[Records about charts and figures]
○ ○ ○

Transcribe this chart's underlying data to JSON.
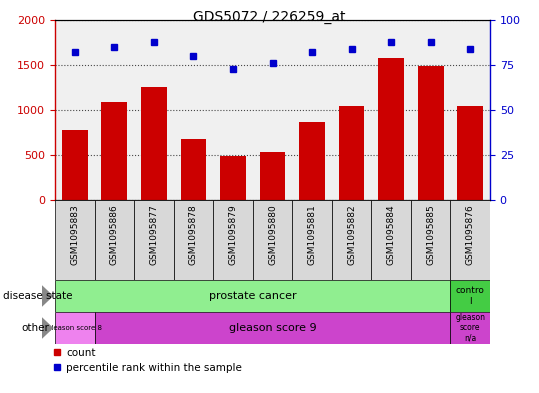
{
  "title": "GDS5072 / 226259_at",
  "samples": [
    "GSM1095883",
    "GSM1095886",
    "GSM1095877",
    "GSM1095878",
    "GSM1095879",
    "GSM1095880",
    "GSM1095881",
    "GSM1095882",
    "GSM1095884",
    "GSM1095885",
    "GSM1095876"
  ],
  "counts": [
    780,
    1090,
    1260,
    680,
    490,
    530,
    870,
    1040,
    1580,
    1490,
    1050
  ],
  "percentiles": [
    82,
    85,
    88,
    80,
    73,
    76,
    82,
    84,
    88,
    88,
    84
  ],
  "bar_color": "#cc0000",
  "dot_color": "#0000cc",
  "ylim_left": [
    0,
    2000
  ],
  "ylim_right": [
    0,
    100
  ],
  "yticks_left": [
    0,
    500,
    1000,
    1500,
    2000
  ],
  "yticks_right": [
    0,
    25,
    50,
    75,
    100
  ],
  "bg_color": "#ffffff",
  "plot_area_color": "#f0f0f0",
  "cell_bg": "#d8d8d8",
  "green_color": "#90EE90",
  "green_dark": "#44cc44",
  "magenta_light": "#EE82EE",
  "magenta_dark": "#CC44CC",
  "legend_items": [
    {
      "label": "count",
      "color": "#cc0000"
    },
    {
      "label": "percentile rank within the sample",
      "color": "#0000cc"
    }
  ]
}
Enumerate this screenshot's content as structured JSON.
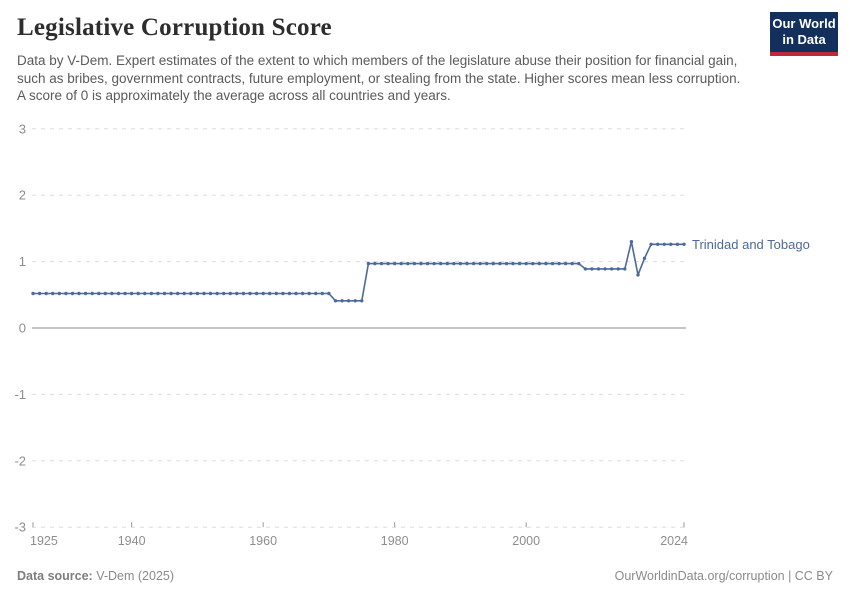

○ ○ ○

Set exercise: Transcribe the listing in full. Omit the pictures and keep every line exact.

Solution:
Transcribe this chart's underlying data to JSON.
{
  "title": "GDS5072 / 226259_at",
  "samples": [
    "GSM1095883",
    "GSM1095886",
    "GSM1095877",
    "GSM1095878",
    "GSM1095879",
    "GSM1095880",
    "GSM1095881",
    "GSM1095882",
    "GSM1095884",
    "GSM1095885",
    "GSM1095876"
  ],
  "counts": [
    780,
    1090,
    1260,
    680,
    490,
    530,
    870,
    1040,
    1580,
    1490,
    1050
  ],
  "percentiles": [
    82,
    85,
    88,
    80,
    73,
    76,
    82,
    84,
    88,
    88,
    84
  ],
  "bar_color": "#cc0000",
  "dot_color": "#0000cc",
  "ylim_left": [
    0,
    2000
  ],
  "ylim_right": [
    0,
    100
  ],
  "yticks_left": [
    0,
    500,
    1000,
    1500,
    2000
  ],
  "yticks_right": [
    0,
    25,
    50,
    75,
    100
  ],
  "bg_color": "#ffffff",
  "plot_area_color": "#f0f0f0",
  "cell_bg": "#d8d8d8",
  "green_color": "#90EE90",
  "green_dark": "#44cc44",
  "magenta_light": "#EE82EE",
  "magenta_dark": "#CC44CC",
  "legend_items": [
    {
      "label": "count",
      "color": "#cc0000"
    },
    {
      "label": "percentile rank within the sample",
      "color": "#0000cc"
    }
  ]
}
Enumerate this screenshot's content as structured JSON.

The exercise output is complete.